§ **GIVEN EXERCISE**: Note each line where "this" appears, and copy it.

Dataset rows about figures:
* START *

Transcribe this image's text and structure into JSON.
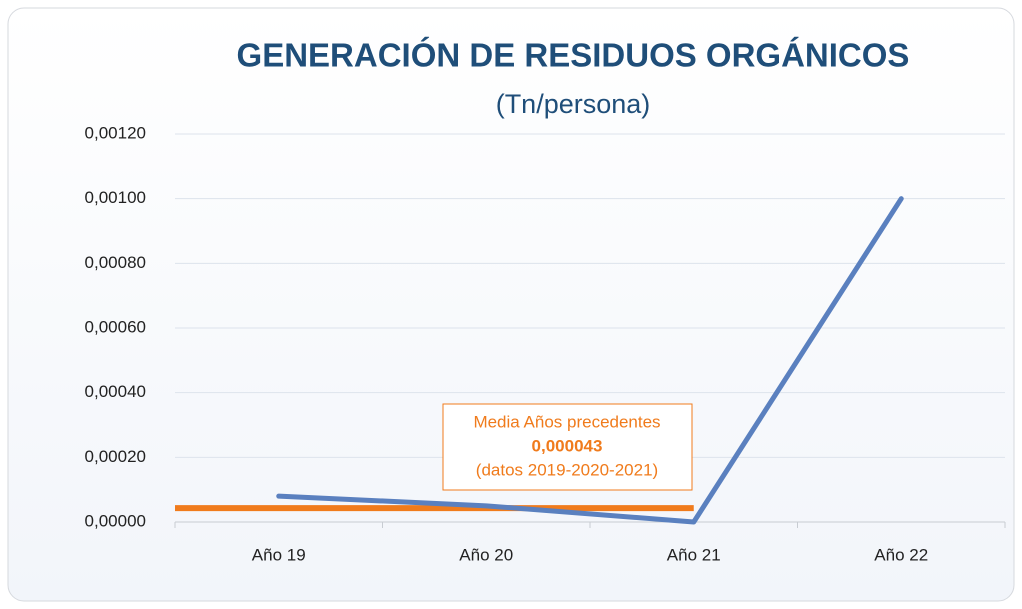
{
  "chart_data": {
    "type": "line",
    "title": "GENERACIÓN DE RESIDUOS ORGÁNICOS",
    "subtitle": "(Tn/persona)",
    "categories": [
      "Año 19",
      "Año 20",
      "Año 21",
      "Año 22"
    ],
    "values": [
      8e-05,
      5e-05,
      0,
      0.001
    ],
    "color": "#5a80bf",
    "ylim": [
      0,
      0.0012
    ],
    "yticks": [
      {
        "value": 0,
        "label": "0,00000"
      },
      {
        "value": 0.0002,
        "label": "0,00020"
      },
      {
        "value": 0.0004,
        "label": "0,00040"
      },
      {
        "value": 0.0006,
        "label": "0,00060"
      },
      {
        "value": 0.0008,
        "label": "0,00080"
      },
      {
        "value": 0.001,
        "label": "0,00100"
      },
      {
        "value": 0.0012,
        "label": "0,00120"
      }
    ],
    "grid": true,
    "mean": {
      "title": "Media Años precedentes",
      "value": 4.3e-05,
      "label": "0,000043",
      "note": "(datos 2019-2020-2021)",
      "color": "#f07b1c"
    }
  }
}
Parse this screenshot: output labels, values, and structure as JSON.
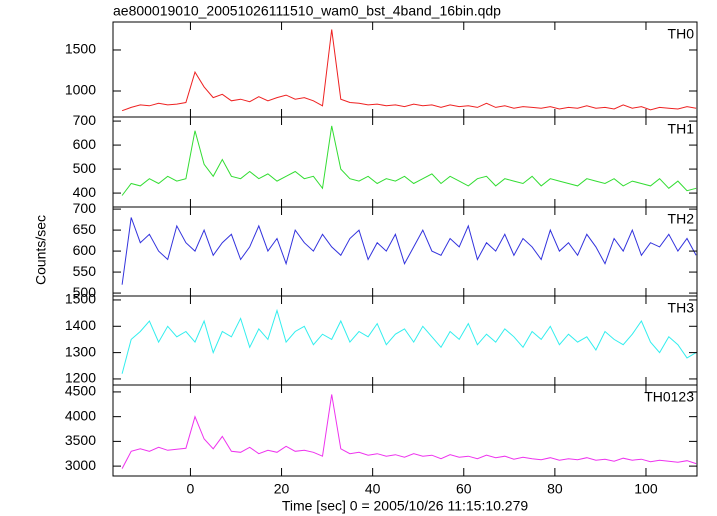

* END *

§ **FULL OUTPUT**:
Transcribe this image's text and structure into JSON.
Parse this screenshot: output labels, values, and structure as JSON.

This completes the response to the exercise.